▶ **Figure content listings**

————

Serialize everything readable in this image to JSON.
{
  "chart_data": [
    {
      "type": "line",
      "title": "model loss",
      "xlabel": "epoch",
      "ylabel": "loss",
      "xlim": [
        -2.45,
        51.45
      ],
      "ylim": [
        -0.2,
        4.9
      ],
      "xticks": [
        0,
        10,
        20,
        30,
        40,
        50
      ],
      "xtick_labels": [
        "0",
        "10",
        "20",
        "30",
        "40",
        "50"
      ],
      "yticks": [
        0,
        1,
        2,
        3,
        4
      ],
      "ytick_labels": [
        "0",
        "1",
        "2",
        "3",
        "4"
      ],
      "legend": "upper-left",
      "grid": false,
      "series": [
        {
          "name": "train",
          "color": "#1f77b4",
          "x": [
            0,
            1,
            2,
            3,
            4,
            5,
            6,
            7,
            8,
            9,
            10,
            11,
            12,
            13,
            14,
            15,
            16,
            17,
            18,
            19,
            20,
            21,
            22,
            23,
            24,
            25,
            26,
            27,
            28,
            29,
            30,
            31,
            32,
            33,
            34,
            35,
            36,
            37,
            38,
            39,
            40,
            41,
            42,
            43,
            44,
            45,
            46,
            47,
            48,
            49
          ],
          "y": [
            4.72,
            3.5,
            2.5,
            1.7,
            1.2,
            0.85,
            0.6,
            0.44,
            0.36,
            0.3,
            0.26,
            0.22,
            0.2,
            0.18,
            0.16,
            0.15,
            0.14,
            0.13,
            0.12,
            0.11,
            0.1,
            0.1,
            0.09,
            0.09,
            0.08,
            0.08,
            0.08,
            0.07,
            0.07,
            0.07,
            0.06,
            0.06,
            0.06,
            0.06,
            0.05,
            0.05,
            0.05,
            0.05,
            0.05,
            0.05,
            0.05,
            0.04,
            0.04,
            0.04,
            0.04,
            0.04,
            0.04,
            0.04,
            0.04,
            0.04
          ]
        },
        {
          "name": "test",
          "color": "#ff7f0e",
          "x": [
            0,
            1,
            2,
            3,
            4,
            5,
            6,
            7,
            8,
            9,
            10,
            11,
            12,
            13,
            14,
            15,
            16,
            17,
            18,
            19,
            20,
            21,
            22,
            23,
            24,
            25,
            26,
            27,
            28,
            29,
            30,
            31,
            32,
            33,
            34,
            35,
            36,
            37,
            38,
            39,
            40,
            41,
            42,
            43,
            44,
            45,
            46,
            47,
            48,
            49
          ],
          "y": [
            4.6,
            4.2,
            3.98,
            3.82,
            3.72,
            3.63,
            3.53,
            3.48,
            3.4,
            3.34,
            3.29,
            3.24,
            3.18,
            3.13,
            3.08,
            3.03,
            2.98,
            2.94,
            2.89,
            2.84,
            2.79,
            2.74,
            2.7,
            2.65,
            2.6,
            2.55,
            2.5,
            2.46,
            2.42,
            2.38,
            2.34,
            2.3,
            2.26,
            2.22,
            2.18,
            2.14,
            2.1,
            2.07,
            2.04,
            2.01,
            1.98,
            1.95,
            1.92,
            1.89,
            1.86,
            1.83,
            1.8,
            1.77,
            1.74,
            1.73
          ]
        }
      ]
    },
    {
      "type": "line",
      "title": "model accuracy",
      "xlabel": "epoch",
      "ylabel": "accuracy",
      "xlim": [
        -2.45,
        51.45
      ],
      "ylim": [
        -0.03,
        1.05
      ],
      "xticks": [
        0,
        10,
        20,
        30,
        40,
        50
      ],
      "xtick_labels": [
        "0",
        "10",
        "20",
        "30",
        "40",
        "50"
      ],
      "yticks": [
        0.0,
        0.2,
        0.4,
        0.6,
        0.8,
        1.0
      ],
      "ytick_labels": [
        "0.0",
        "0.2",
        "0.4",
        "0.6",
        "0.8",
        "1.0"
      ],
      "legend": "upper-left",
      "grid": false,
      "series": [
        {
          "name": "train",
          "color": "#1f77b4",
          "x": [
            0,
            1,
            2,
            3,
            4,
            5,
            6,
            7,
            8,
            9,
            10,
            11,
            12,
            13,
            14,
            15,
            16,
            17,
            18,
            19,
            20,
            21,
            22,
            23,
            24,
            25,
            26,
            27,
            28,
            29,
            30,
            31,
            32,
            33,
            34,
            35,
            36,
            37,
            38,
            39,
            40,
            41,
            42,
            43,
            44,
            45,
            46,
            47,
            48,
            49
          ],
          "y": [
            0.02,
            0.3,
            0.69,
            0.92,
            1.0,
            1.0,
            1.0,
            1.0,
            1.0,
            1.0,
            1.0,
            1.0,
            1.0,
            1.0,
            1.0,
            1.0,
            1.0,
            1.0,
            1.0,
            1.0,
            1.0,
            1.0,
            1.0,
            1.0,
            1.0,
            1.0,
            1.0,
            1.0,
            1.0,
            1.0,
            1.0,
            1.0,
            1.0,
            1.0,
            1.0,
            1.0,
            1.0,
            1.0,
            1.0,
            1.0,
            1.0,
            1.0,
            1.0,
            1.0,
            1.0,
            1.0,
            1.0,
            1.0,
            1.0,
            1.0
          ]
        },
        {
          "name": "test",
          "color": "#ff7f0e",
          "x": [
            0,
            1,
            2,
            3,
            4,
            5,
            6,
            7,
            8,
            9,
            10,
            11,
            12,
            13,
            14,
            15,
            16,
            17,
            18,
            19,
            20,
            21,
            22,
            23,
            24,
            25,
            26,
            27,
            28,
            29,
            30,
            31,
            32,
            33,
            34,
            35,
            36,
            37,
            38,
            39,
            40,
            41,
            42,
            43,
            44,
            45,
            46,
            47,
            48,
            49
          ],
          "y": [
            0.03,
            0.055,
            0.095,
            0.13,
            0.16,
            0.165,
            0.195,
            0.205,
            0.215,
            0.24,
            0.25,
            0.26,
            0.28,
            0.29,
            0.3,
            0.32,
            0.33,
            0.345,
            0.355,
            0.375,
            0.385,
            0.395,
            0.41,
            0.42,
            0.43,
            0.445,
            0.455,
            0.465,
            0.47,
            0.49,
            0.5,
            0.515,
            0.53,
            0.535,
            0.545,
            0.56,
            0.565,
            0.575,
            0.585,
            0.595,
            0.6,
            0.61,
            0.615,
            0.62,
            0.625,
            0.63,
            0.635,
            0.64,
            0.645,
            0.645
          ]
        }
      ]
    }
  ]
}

————

▶ **WHAT IS REQUIRED**
Select from the material above each line in which the string "accuracy" appears, and list those lines.

▶ **FINISHED TASK**
      "title": "model accuracy",
      "ylabel": "accuracy",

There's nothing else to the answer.